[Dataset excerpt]
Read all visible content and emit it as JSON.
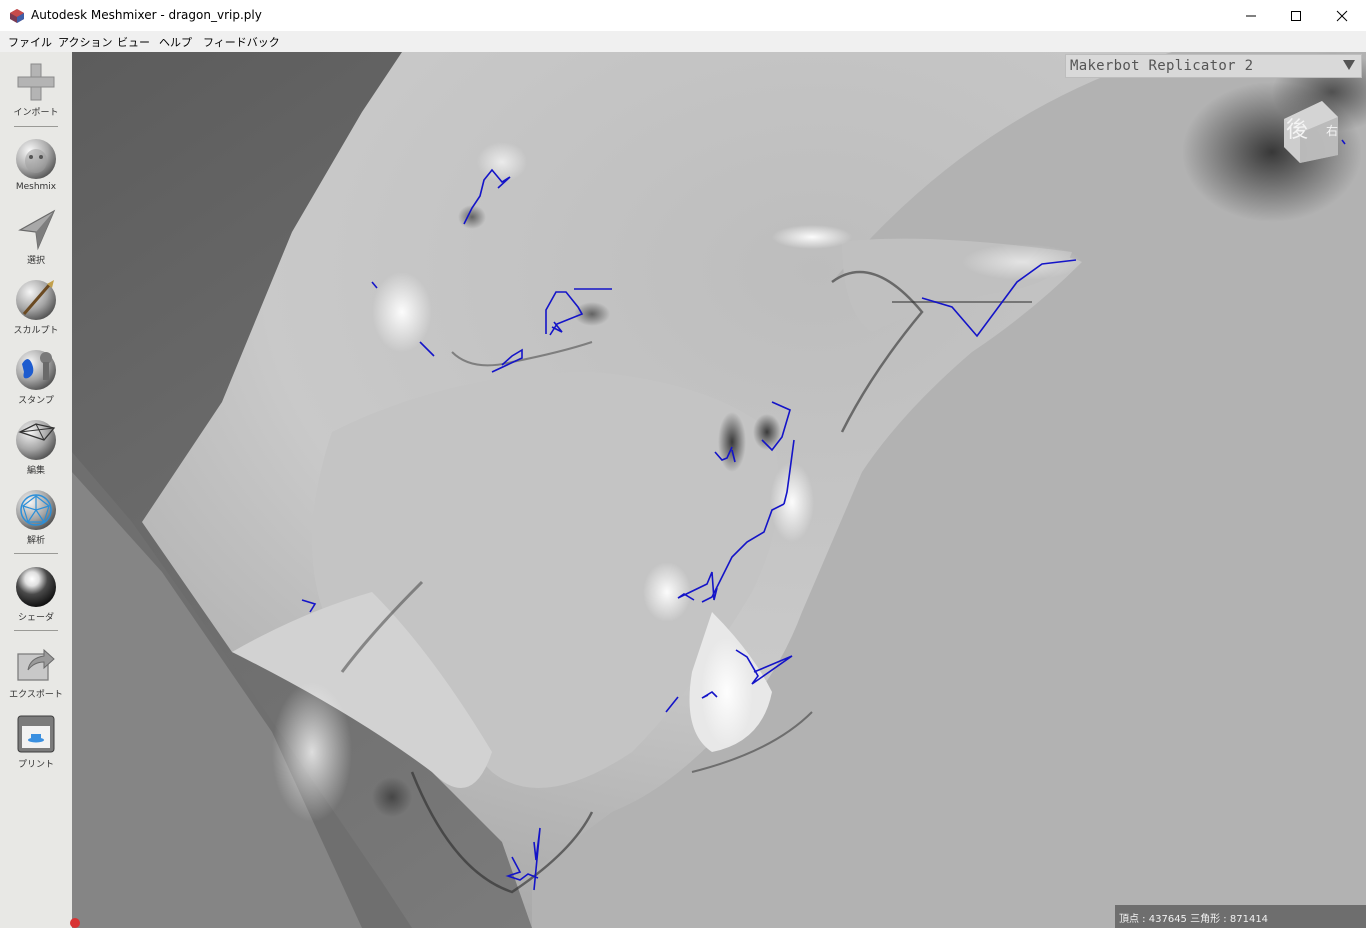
{
  "window": {
    "title": "Autodesk Meshmixer - dragon_vrip.ply",
    "minimize_glyph": "—",
    "maximize_glyph": "☐",
    "close_glyph": "✕"
  },
  "menu": {
    "items": [
      {
        "label": "ファイル"
      },
      {
        "label": "アクション"
      },
      {
        "label": "ビュー"
      },
      {
        "label": "ヘルプ"
      },
      {
        "label": "フィードバック"
      }
    ]
  },
  "toolbar": {
    "tools": [
      {
        "label": "インポート",
        "icon": "import-plus-icon"
      },
      {
        "label": "Meshmix",
        "icon": "meshmix-bunny-icon"
      },
      {
        "label": "選択",
        "icon": "select-arrow-icon"
      },
      {
        "label": "スカルプト",
        "icon": "sculpt-brush-icon"
      },
      {
        "label": "スタンプ",
        "icon": "stamp-icon"
      },
      {
        "label": "編集",
        "icon": "edit-icon"
      },
      {
        "label": "解析",
        "icon": "analysis-icon"
      },
      {
        "label": "シェーダ",
        "icon": "shader-sphere-icon"
      },
      {
        "label": "エクスポート",
        "icon": "export-icon"
      },
      {
        "label": "プリント",
        "icon": "print-icon"
      }
    ]
  },
  "viewport": {
    "printer": "Makerbot Replicator 2",
    "view_cube": {
      "face_label": "後",
      "side_label": "右"
    },
    "status": {
      "vertices_label": "頂点 :",
      "vertices_value": "437645",
      "triangles_label": "三角形 :",
      "triangles_value": "871414"
    },
    "colors": {
      "mesh_light": "#f4f4f4",
      "mesh_mid": "#b4b4b4",
      "mesh_dark": "#4a4a4a",
      "boundary_edges": "#1414c8"
    }
  }
}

What to produce. Copy each line of the records containing the string "icon".

Answer for the task.
        "icon": "import-plus-icon"
        "icon": "meshmix-bunny-icon"
        "icon": "select-arrow-icon"
        "icon": "sculpt-brush-icon"
        "icon": "stamp-icon"
        "icon": "edit-icon"
        "icon": "analysis-icon"
        "icon": "shader-sphere-icon"
        "icon": "export-icon"
        "icon": "print-icon"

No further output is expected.